Exercise prompt: Wherever the string "junction" appears in the listing, copy that line.

Lines of data
════
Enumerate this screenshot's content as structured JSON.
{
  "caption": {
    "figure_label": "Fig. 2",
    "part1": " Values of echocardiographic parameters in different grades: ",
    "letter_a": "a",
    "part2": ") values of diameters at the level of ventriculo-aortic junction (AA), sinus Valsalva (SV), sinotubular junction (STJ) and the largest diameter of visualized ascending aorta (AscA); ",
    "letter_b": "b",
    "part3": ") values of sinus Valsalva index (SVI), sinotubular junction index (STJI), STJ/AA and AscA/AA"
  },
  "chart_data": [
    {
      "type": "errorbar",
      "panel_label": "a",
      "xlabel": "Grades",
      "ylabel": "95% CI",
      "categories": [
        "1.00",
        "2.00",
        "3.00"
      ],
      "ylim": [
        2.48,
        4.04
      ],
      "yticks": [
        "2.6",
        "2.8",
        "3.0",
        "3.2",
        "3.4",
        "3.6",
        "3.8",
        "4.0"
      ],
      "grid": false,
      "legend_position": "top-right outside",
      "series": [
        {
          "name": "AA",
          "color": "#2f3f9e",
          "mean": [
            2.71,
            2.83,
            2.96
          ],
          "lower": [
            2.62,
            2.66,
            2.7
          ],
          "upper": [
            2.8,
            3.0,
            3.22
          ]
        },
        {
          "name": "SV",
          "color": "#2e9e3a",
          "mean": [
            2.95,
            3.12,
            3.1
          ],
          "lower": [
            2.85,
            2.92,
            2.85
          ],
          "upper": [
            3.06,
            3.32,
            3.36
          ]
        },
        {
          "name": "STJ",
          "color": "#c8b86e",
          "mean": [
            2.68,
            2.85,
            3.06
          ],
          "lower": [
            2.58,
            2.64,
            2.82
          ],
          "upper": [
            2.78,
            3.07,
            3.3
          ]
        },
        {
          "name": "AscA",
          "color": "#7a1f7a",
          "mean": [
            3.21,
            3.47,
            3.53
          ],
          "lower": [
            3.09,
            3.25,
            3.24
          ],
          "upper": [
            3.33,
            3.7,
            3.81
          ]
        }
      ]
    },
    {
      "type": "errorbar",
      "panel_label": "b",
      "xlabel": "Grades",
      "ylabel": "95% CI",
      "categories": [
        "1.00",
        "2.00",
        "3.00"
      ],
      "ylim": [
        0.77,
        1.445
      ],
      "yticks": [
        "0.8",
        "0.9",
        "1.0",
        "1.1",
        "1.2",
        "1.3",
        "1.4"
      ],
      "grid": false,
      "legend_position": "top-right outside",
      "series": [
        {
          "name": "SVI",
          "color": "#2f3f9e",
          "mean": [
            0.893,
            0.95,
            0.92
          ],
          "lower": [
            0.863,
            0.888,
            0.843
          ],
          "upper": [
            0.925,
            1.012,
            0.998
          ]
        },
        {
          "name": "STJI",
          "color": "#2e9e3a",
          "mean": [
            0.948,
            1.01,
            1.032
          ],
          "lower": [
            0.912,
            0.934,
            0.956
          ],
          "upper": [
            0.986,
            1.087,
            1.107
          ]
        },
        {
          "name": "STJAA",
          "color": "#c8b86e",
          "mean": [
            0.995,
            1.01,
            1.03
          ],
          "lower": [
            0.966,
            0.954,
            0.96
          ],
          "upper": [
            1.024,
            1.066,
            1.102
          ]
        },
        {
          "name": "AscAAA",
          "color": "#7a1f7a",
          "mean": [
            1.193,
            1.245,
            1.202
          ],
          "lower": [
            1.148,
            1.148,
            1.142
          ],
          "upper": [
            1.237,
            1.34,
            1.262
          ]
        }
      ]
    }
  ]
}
════
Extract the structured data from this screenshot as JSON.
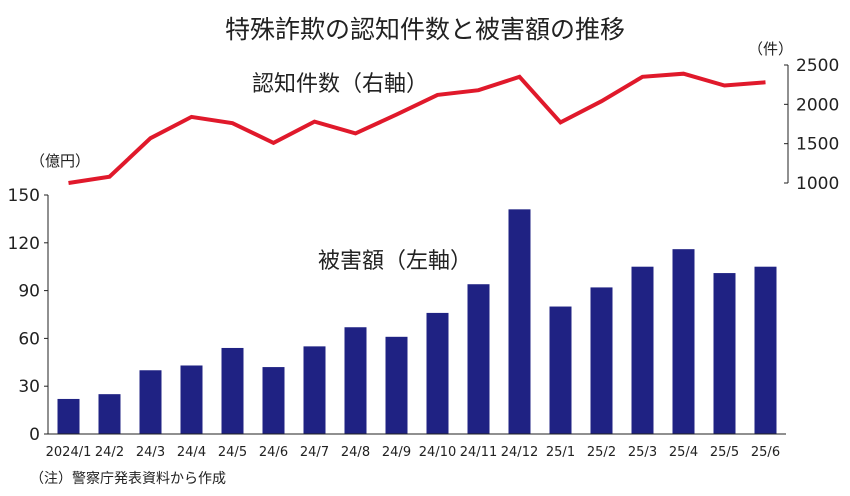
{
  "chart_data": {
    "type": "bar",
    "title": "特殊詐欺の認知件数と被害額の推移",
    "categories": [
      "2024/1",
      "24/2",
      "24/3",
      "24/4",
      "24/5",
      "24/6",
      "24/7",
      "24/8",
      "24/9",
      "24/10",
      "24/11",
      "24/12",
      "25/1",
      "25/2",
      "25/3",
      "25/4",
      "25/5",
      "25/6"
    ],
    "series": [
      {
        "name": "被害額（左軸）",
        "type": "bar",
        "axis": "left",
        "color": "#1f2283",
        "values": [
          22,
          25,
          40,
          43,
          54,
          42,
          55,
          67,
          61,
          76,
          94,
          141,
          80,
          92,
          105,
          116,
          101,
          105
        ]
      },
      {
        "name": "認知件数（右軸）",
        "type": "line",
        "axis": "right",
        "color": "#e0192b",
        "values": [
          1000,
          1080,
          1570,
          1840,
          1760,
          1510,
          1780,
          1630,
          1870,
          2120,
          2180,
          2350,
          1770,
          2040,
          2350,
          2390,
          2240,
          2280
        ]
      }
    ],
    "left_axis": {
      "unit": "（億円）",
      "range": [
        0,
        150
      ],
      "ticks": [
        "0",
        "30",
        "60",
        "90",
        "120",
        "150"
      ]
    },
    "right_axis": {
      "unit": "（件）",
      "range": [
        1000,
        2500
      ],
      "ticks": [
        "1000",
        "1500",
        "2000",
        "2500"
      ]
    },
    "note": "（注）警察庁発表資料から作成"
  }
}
════
Task answer:
    "part2": ") values of diameters at the level of ventriculo-aortic junction (AA), sinus Valsalva (SV), sinotubular junction (STJ) and the largest diameter of visualized ascending aorta (AscA); ",
    "part3": ") values of sinus Valsalva index (SVI), sinotubular junction index (STJI), STJ/AA and AscA/AA"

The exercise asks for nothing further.